■ **STORED DATA**:
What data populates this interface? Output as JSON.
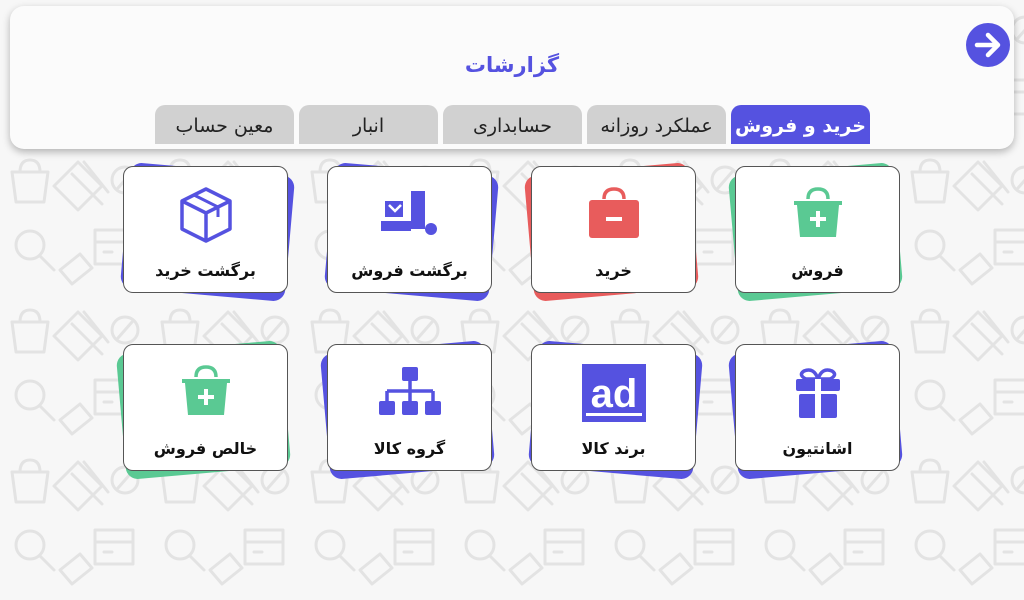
{
  "header": {
    "title": "گزارشات",
    "back_icon": "arrow-right-circle-icon"
  },
  "tabs": [
    {
      "label": "خرید و فروش",
      "active": true
    },
    {
      "label": "عملکرد روزانه",
      "active": false
    },
    {
      "label": "حسابداری",
      "active": false
    },
    {
      "label": "انبار",
      "active": false
    },
    {
      "label": "معین حساب",
      "active": false
    }
  ],
  "tiles": [
    {
      "label": "فروش",
      "icon": "shopping-bag-plus-icon",
      "icon_color": "#5ac993",
      "accent": "#5ac993"
    },
    {
      "label": "خرید",
      "icon": "shopping-bag-minus-icon",
      "icon_color": "#e85c5c",
      "accent": "#e85c5c"
    },
    {
      "label": "برگشت فروش",
      "icon": "hand-truck-return-icon",
      "icon_color": "#5552e0",
      "accent": "#5552e0"
    },
    {
      "label": "برگشت خرید",
      "icon": "box-icon",
      "icon_color": "#5552e0",
      "accent": "#5552e0"
    },
    {
      "label": "اشانتیون",
      "icon": "gift-icon",
      "icon_color": "#5552e0",
      "accent": "#5552e0"
    },
    {
      "label": "برند کالا",
      "icon": "ad-icon",
      "icon_color": "#5552e0",
      "accent": "#5552e0"
    },
    {
      "label": "گروه کالا",
      "icon": "sitemap-icon",
      "icon_color": "#5552e0",
      "accent": "#5552e0"
    },
    {
      "label": "خالص فروش",
      "icon": "shopping-bag-plus-icon",
      "icon_color": "#5ac993",
      "accent": "#5ac993"
    }
  ],
  "colors": {
    "primary": "#5552e0",
    "green": "#5ac993",
    "red": "#e85c5c",
    "tab_inactive": "#d1d1d1"
  }
}
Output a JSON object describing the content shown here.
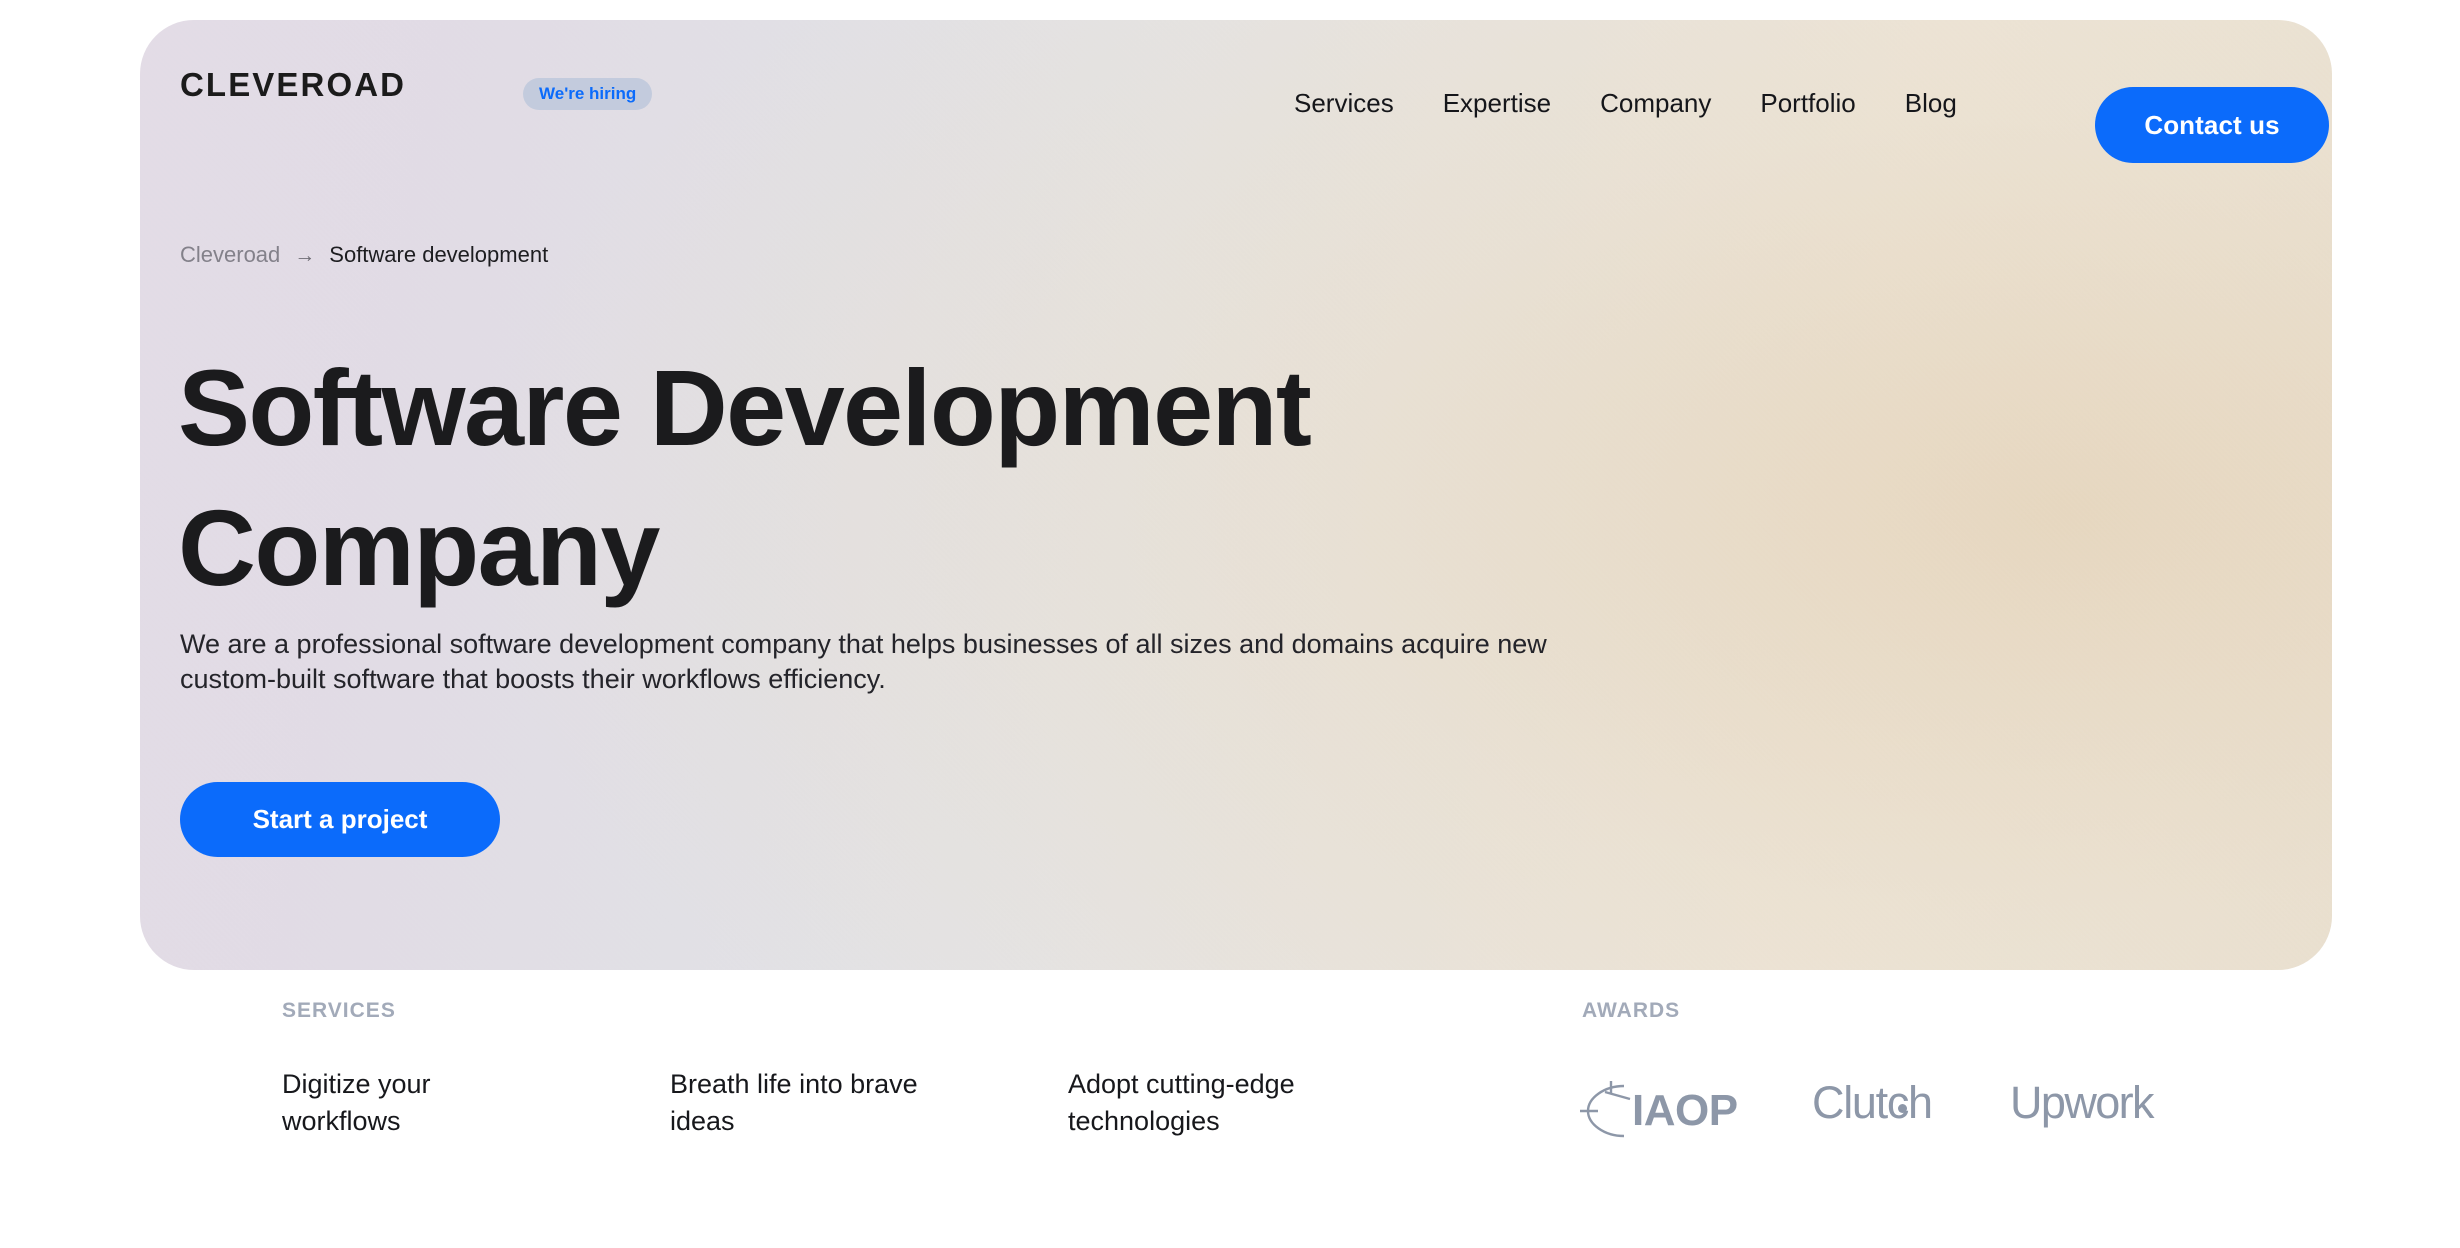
{
  "brand": {
    "logo_text": "CLEVEROAD",
    "hiring_badge": "We're hiring",
    "accent_color": "#0b6bfb",
    "muted_color": "#a2aab9"
  },
  "nav": {
    "links": [
      {
        "label": "Services"
      },
      {
        "label": "Expertise"
      },
      {
        "label": "Company"
      },
      {
        "label": "Portfolio"
      },
      {
        "label": "Blog"
      }
    ],
    "contact_button": "Contact us"
  },
  "breadcrumb": {
    "root": "Cleveroad",
    "separator": "→",
    "current": "Software development"
  },
  "hero": {
    "headline": "Software Development Company",
    "subtitle": "We are a professional software development company that helps businesses of all sizes and domains acquire new custom-built software that boosts their workflows efficiency.",
    "cta": "Start a project"
  },
  "services": {
    "label": "SERVICES",
    "items": [
      {
        "title": "Digitize your workflows"
      },
      {
        "title": "Breath life into brave ideas"
      },
      {
        "title": "Adopt cutting-edge technologies"
      }
    ]
  },
  "awards": {
    "label": "AWARDS",
    "items": [
      {
        "name": "IAOP"
      },
      {
        "name": "Clutch"
      },
      {
        "name": "Upwork"
      }
    ]
  }
}
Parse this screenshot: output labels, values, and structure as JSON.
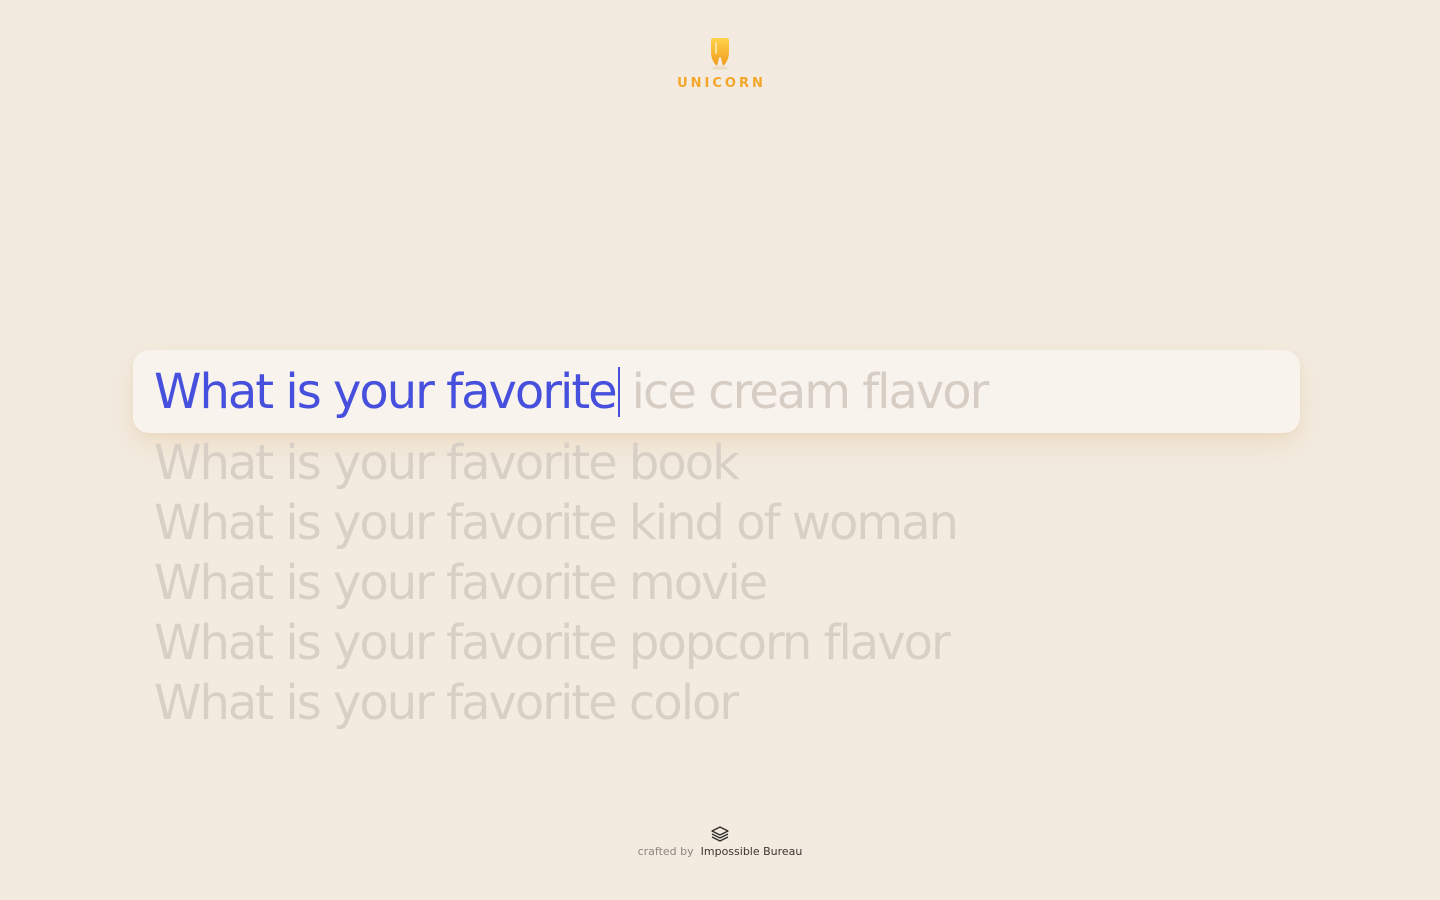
{
  "logo": {
    "icon": "unicorn-tooth-icon",
    "text": "UNICORN",
    "color": "#f4a62a"
  },
  "search": {
    "typed": "What is your favorite",
    "completion": "ice cream flavor",
    "typed_color": "#4650dd"
  },
  "suggestions": [
    "What is your favorite book",
    "What is your favorite kind of woman",
    "What is your favorite movie",
    "What is your favorite popcorn flavor",
    "What is your favorite color"
  ],
  "footer": {
    "icon": "layers-icon",
    "crafted_by": "crafted by",
    "brand": "Impossible Bureau"
  }
}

■ **AIM OF THE TASK**:
Omit every image. Quote each record exactly.

■ **SOLUTION FOR THIS EXERCISE**:
What data populates this interface? Output as JSON.
{
  "header": {
    "title": "گزارشات",
    "back_icon": "arrow-right-circle-icon"
  },
  "tabs": [
    {
      "label": "خرید و فروش",
      "active": true
    },
    {
      "label": "عملکرد روزانه",
      "active": false
    },
    {
      "label": "حسابداری",
      "active": false
    },
    {
      "label": "انبار",
      "active": false
    },
    {
      "label": "معین حساب",
      "active": false
    }
  ],
  "tiles": [
    {
      "label": "فروش",
      "icon": "shopping-bag-plus-icon",
      "icon_color": "#5ac993",
      "accent": "#5ac993"
    },
    {
      "label": "خرید",
      "icon": "shopping-bag-minus-icon",
      "icon_color": "#e85c5c",
      "accent": "#e85c5c"
    },
    {
      "label": "برگشت فروش",
      "icon": "hand-truck-return-icon",
      "icon_color": "#5552e0",
      "accent": "#5552e0"
    },
    {
      "label": "برگشت خرید",
      "icon": "box-icon",
      "icon_color": "#5552e0",
      "accent": "#5552e0"
    },
    {
      "label": "اشانتیون",
      "icon": "gift-icon",
      "icon_color": "#5552e0",
      "accent": "#5552e0"
    },
    {
      "label": "برند کالا",
      "icon": "ad-icon",
      "icon_color": "#5552e0",
      "accent": "#5552e0"
    },
    {
      "label": "گروه کالا",
      "icon": "sitemap-icon",
      "icon_color": "#5552e0",
      "accent": "#5552e0"
    },
    {
      "label": "خالص فروش",
      "icon": "shopping-bag-plus-icon",
      "icon_color": "#5ac993",
      "accent": "#5ac993"
    }
  ],
  "colors": {
    "primary": "#5552e0",
    "green": "#5ac993",
    "red": "#e85c5c",
    "tab_inactive": "#d1d1d1"
  }
}
Output a JSON object describing the content shown here.
{
  "brand": {
    "logo_text": "CLEVEROAD",
    "hiring_badge": "We're hiring",
    "accent_color": "#0b6bfb",
    "muted_color": "#a2aab9"
  },
  "nav": {
    "links": [
      {
        "label": "Services"
      },
      {
        "label": "Expertise"
      },
      {
        "label": "Company"
      },
      {
        "label": "Portfolio"
      },
      {
        "label": "Blog"
      }
    ],
    "contact_button": "Contact us"
  },
  "breadcrumb": {
    "root": "Cleveroad",
    "separator": "→",
    "current": "Software development"
  },
  "hero": {
    "headline": "Software Development Company",
    "subtitle": "We are a professional software development company that helps businesses of all sizes and domains acquire new custom-built software that boosts their workflows efficiency.",
    "cta": "Start a project"
  },
  "services": {
    "label": "SERVICES",
    "items": [
      {
        "title": "Digitize your workflows"
      },
      {
        "title": "Breath life into brave ideas"
      },
      {
        "title": "Adopt cutting-edge technologies"
      }
    ]
  },
  "awards": {
    "label": "AWARDS",
    "items": [
      {
        "name": "IAOP"
      },
      {
        "name": "Clutch"
      },
      {
        "name": "Upwork"
      }
    ]
  }
}
Parse this screenshot: output labels, values, and structure as JSON.
{
  "logo": {
    "icon": "unicorn-tooth-icon",
    "text": "UNICORN",
    "color": "#f4a62a"
  },
  "search": {
    "typed": "What is your favorite",
    "completion": "ice cream flavor",
    "typed_color": "#4650dd"
  },
  "suggestions": [
    "What is your favorite book",
    "What is your favorite kind of woman",
    "What is your favorite movie",
    "What is your favorite popcorn flavor",
    "What is your favorite color"
  ],
  "footer": {
    "icon": "layers-icon",
    "crafted_by": "crafted by",
    "brand": "Impossible Bureau"
  }
}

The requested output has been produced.